#### THE PROBLEM
Look through the entries below and count the lines with the word "true" in them; give only the number.

#### TASK INPUTS
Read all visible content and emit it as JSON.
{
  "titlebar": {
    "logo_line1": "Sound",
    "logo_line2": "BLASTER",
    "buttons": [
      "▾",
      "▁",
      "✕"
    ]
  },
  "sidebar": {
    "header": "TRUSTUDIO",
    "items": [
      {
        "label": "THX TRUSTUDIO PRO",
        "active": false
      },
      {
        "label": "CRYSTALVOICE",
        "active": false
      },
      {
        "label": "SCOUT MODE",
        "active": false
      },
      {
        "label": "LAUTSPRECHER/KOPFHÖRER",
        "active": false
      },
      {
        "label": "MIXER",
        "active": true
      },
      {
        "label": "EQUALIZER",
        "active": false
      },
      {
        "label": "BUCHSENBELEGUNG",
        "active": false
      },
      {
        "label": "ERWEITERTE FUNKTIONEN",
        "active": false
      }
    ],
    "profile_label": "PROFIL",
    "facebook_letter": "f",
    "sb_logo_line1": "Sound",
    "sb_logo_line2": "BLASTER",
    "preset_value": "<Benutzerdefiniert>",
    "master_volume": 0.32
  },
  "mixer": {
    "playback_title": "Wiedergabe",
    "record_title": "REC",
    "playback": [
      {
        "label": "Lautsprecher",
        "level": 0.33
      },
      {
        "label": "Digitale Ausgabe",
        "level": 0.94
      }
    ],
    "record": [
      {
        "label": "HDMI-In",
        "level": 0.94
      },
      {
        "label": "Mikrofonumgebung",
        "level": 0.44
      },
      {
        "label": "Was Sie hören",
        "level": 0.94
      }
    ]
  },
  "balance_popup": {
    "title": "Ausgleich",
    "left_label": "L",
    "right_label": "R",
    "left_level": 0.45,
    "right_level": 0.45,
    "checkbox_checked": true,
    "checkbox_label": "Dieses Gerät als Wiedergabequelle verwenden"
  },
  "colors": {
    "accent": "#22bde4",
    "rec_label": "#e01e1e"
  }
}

---

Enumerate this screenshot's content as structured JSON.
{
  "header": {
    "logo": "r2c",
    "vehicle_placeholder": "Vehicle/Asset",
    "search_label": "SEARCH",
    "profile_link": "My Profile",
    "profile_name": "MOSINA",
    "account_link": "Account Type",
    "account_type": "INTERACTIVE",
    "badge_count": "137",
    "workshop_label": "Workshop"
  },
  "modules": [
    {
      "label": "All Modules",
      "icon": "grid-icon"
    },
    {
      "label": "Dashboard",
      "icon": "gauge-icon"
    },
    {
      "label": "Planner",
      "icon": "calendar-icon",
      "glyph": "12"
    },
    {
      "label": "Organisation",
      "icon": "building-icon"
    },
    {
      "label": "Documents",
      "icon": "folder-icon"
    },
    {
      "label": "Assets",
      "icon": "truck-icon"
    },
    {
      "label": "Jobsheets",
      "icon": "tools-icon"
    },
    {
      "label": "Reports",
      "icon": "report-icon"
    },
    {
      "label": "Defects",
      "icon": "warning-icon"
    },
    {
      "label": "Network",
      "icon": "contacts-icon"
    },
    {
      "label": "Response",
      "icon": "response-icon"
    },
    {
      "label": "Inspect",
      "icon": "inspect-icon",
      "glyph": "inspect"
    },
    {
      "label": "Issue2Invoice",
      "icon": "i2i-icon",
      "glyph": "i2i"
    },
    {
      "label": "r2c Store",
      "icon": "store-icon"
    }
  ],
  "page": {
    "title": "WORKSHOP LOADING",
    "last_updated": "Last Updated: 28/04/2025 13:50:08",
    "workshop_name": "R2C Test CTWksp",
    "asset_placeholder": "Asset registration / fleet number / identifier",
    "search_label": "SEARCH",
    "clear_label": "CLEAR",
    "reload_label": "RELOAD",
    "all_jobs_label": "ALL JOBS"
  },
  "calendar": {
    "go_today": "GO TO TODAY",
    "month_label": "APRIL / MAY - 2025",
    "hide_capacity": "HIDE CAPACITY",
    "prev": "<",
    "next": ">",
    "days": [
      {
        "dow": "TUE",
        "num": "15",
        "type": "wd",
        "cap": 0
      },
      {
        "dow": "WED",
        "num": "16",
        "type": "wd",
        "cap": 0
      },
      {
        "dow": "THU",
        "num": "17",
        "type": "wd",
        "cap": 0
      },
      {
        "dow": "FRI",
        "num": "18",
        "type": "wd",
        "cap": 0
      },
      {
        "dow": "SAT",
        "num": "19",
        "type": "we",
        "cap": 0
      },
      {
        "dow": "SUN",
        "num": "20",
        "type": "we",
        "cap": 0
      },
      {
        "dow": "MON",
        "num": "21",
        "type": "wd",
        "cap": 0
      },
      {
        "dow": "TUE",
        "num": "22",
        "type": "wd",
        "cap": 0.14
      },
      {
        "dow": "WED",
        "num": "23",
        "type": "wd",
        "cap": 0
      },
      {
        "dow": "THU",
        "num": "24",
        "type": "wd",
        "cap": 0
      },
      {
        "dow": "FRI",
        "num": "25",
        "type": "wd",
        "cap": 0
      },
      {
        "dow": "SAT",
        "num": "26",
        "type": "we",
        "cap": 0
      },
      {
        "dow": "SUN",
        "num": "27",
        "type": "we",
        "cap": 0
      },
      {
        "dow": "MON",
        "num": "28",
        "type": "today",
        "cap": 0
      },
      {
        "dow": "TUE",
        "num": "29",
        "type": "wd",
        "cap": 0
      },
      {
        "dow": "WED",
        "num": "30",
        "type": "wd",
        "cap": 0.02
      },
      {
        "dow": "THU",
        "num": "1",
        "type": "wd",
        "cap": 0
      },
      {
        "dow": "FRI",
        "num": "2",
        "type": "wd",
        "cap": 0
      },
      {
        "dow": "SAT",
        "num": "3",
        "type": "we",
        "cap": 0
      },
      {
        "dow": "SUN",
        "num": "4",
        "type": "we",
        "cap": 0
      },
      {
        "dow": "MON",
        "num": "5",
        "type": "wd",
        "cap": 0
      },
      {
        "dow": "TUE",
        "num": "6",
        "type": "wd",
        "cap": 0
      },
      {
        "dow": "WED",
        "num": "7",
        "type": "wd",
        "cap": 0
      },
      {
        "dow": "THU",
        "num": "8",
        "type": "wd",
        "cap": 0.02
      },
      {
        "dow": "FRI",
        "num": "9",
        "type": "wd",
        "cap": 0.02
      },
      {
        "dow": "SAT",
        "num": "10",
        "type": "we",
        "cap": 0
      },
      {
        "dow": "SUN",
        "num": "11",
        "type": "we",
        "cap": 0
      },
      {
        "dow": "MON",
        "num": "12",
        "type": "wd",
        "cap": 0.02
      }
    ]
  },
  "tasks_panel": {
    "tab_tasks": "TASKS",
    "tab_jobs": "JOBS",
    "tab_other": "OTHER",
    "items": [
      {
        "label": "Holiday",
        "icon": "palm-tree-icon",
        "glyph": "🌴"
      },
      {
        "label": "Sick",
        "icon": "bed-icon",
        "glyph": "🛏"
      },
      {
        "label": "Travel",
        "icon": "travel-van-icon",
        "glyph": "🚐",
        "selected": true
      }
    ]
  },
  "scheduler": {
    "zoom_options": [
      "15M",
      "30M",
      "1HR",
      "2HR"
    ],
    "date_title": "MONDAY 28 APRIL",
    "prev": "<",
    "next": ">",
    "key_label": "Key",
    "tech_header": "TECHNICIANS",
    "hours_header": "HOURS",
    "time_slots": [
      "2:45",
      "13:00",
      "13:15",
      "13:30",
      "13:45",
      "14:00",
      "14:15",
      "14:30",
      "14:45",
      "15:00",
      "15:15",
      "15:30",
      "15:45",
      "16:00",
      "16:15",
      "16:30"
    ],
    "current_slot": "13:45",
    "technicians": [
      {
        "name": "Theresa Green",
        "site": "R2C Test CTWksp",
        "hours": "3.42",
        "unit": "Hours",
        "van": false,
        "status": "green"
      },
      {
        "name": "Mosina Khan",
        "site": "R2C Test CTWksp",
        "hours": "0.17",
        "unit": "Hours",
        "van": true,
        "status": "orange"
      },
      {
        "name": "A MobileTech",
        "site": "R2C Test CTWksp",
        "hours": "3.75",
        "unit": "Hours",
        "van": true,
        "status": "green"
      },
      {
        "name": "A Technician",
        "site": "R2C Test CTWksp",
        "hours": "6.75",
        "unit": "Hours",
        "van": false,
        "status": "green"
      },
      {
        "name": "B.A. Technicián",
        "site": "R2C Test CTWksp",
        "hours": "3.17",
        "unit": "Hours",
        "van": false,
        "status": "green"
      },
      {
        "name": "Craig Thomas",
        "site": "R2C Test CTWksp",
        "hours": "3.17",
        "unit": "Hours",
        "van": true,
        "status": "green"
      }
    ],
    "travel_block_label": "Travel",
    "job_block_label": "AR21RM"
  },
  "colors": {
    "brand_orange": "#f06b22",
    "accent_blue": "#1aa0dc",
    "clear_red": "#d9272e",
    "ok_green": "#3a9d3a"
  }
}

...

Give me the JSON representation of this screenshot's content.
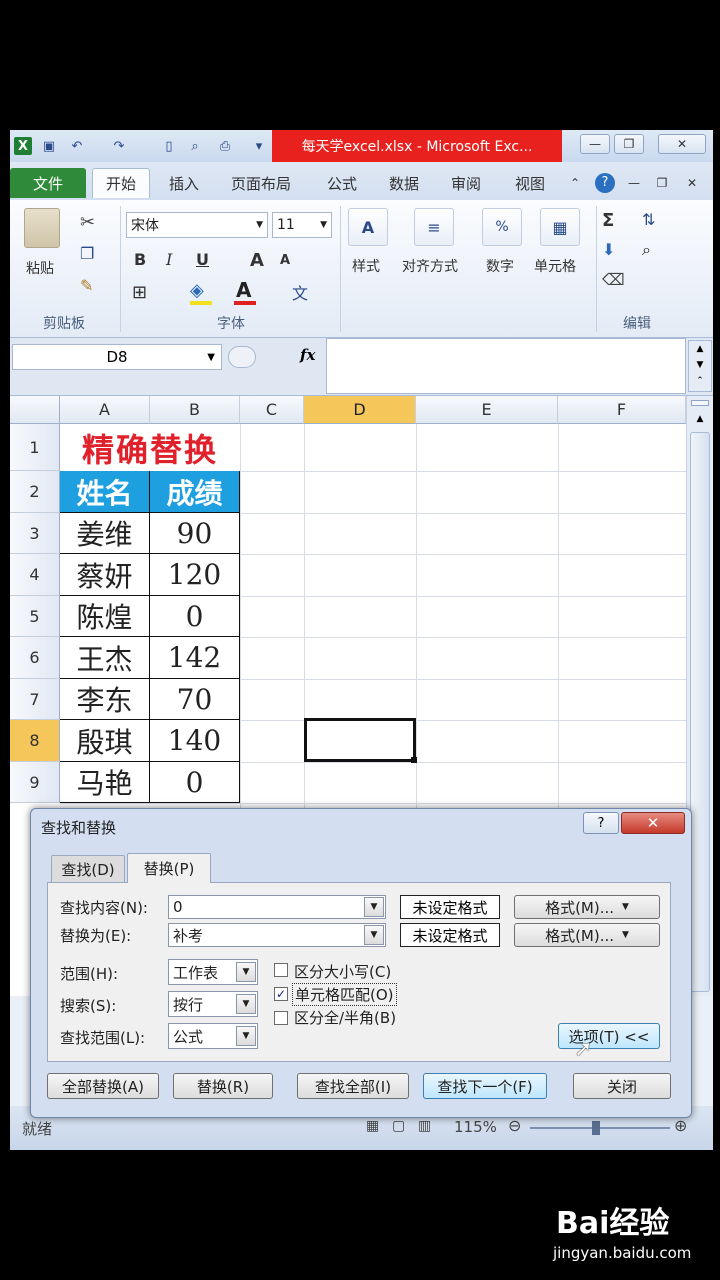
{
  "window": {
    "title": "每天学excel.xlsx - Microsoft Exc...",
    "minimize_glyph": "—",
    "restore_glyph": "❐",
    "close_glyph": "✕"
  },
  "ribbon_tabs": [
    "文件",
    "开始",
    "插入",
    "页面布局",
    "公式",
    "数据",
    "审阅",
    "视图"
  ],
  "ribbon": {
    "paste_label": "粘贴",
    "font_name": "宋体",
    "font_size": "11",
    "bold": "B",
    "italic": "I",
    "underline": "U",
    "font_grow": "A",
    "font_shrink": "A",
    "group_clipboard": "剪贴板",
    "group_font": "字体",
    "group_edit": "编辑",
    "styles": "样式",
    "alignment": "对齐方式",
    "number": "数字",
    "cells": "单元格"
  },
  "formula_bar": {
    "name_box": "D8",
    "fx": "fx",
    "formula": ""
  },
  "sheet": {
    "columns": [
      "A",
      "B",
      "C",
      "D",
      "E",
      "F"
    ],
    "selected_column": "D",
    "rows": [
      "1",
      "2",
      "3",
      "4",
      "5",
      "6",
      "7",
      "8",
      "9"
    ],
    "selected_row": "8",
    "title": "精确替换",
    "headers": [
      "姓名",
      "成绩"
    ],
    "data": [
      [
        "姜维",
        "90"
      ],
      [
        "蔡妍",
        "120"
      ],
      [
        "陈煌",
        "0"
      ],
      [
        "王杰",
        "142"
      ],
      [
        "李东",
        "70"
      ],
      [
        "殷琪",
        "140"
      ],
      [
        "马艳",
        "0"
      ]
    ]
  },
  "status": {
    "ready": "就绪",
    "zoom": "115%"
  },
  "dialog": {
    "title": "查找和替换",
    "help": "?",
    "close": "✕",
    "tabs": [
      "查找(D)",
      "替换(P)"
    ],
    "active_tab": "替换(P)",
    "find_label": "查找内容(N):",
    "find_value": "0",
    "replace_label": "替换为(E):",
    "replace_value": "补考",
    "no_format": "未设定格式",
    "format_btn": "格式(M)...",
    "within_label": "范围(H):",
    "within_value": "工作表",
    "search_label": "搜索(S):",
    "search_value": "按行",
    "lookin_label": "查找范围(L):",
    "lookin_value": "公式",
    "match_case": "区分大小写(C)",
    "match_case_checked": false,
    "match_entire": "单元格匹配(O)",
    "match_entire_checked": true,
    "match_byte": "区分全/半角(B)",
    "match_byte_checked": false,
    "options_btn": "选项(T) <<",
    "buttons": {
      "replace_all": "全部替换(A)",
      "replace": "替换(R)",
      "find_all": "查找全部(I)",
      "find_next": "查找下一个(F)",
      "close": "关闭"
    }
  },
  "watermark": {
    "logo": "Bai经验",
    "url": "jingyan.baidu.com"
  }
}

#### TASK RESPONSE
7